:: TEXT PROVIDED ::
This surely is awkward. Do people even write letters to themselves? Sure, the net is brimming with all sorts of open letters but having never written one before I thought it would be a fun thing to do until of course I actually started writing it.
I guess that’s the case with most things. And, why resolution lists and their failures are so popular – we go into the new year armed with a long list of what we have to tick off our wish list and how amazing we will feel when said thing is done without accounting the twists and bumps that will come our way.
If you look back at your resolution list for 2014 did you achieve even a quarter of what you set out to do?
You never stopped biting your nails, you still like to indulge in marathon sessions of Grey’s Anatomy and let’s not even get into Mission 60kg. You never did sign up for those swimming classes, you still like to sleep in on a Sunday instead of going for an early morning run like the girl in the Nike ad and let’s not even get into the ‘Gratitude Project’ you gave up in January itself.
Reading this may hurt but that’s because you set the boundaries to your achievements by making that list.
If you had taken into account the fact that you’d essentially be working a 70 hour week to grow that fledgling business of yours that you are so passionate about while also taking care of family through their sickness, adjusting to a new marriage and taming your dreams to take on the world all the same time while making that list then you’d have cut yourself some slack.
So, instead of berating yourself and buying a brand new book to make that all important New Year Resolution list, Stop! Take a moment and be grateful for all the amazing things you did achieve this year. It was you who (sort of) effectively juggled both work and business to grow BawiBride to where it is at today and it was you who left everything for 3 months at a moment’s notice to care for those she loves the most amongst several other undocumented achievements.

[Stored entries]

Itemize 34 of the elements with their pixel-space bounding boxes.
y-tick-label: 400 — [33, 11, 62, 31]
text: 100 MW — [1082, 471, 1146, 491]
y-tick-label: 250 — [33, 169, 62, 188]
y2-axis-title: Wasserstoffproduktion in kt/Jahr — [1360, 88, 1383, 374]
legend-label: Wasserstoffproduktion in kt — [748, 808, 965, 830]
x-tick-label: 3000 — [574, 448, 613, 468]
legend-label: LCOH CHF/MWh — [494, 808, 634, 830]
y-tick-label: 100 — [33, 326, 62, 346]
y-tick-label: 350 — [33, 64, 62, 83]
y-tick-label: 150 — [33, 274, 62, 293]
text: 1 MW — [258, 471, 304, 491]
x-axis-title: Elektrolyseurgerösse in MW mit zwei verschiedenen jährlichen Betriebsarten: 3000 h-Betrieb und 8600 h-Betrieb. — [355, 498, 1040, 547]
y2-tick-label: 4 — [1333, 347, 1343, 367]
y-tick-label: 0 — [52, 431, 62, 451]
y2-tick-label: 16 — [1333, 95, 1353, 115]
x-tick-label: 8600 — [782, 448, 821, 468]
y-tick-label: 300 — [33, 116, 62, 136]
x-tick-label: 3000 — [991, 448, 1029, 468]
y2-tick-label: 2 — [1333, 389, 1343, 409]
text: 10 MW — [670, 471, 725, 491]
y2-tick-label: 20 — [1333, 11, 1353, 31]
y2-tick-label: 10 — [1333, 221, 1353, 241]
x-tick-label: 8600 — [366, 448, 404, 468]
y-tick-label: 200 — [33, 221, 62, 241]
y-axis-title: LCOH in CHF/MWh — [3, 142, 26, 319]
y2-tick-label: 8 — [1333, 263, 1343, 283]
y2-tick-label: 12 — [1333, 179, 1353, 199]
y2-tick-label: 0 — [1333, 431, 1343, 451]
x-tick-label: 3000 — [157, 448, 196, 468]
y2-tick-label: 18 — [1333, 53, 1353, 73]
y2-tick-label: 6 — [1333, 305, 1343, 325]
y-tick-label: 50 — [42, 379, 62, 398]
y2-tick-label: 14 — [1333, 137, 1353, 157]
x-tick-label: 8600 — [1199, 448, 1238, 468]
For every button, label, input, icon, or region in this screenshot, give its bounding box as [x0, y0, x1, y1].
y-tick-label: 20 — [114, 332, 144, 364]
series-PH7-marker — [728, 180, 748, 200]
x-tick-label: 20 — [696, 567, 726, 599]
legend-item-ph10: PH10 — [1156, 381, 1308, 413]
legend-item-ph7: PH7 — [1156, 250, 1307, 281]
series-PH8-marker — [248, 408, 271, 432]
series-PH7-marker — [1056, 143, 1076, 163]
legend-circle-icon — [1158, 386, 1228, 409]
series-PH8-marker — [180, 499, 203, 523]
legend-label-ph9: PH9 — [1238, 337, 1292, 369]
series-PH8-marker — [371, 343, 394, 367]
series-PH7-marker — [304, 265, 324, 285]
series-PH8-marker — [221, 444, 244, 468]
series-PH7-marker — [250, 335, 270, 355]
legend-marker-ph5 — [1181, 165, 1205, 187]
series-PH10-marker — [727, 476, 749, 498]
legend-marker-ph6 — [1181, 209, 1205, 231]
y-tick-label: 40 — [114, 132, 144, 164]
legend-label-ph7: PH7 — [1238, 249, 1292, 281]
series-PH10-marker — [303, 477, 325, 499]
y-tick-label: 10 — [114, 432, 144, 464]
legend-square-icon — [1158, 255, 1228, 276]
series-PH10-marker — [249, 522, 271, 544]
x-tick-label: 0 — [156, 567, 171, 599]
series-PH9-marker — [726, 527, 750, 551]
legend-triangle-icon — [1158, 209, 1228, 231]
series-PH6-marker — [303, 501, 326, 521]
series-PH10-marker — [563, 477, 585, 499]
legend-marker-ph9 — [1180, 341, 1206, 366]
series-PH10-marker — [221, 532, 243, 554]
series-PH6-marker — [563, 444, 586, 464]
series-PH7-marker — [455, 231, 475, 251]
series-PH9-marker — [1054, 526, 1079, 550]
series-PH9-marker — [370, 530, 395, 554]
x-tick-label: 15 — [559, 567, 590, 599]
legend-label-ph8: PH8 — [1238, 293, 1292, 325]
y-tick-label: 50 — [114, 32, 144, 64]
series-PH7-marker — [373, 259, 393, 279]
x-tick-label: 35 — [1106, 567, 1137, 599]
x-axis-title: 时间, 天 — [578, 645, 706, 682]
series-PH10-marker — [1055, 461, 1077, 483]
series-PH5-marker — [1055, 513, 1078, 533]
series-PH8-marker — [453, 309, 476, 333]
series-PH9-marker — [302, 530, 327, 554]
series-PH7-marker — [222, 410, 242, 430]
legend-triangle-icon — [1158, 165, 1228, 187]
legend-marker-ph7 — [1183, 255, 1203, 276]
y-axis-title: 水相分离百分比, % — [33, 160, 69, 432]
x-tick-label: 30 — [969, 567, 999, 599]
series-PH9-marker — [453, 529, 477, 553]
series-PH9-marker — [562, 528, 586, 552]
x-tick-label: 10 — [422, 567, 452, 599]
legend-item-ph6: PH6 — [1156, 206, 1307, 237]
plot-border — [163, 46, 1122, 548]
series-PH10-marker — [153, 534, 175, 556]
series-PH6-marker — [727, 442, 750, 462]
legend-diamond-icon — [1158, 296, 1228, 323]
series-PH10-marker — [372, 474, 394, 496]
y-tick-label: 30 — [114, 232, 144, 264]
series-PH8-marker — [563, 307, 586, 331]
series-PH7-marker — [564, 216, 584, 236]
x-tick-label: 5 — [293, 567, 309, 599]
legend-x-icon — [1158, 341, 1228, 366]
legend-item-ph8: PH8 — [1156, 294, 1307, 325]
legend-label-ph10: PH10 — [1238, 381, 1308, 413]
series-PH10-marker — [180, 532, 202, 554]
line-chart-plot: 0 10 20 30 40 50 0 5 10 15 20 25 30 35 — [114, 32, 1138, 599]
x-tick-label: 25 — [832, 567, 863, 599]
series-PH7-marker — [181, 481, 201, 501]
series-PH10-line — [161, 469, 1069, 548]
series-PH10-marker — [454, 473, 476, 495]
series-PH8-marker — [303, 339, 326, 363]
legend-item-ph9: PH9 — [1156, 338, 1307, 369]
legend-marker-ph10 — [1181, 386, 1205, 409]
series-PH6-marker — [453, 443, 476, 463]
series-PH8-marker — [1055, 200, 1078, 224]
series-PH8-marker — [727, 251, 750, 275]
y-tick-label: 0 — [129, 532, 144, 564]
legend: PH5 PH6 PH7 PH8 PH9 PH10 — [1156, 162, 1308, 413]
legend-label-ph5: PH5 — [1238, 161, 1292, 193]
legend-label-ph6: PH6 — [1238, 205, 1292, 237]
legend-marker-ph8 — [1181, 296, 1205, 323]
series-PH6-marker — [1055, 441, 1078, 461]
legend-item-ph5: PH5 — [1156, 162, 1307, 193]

:: TASK STATEMENT ::
Please name the business that the letter says was grown to where it is today.

:: OUTPUT FOR THIS EXERCISE ::
BawiBride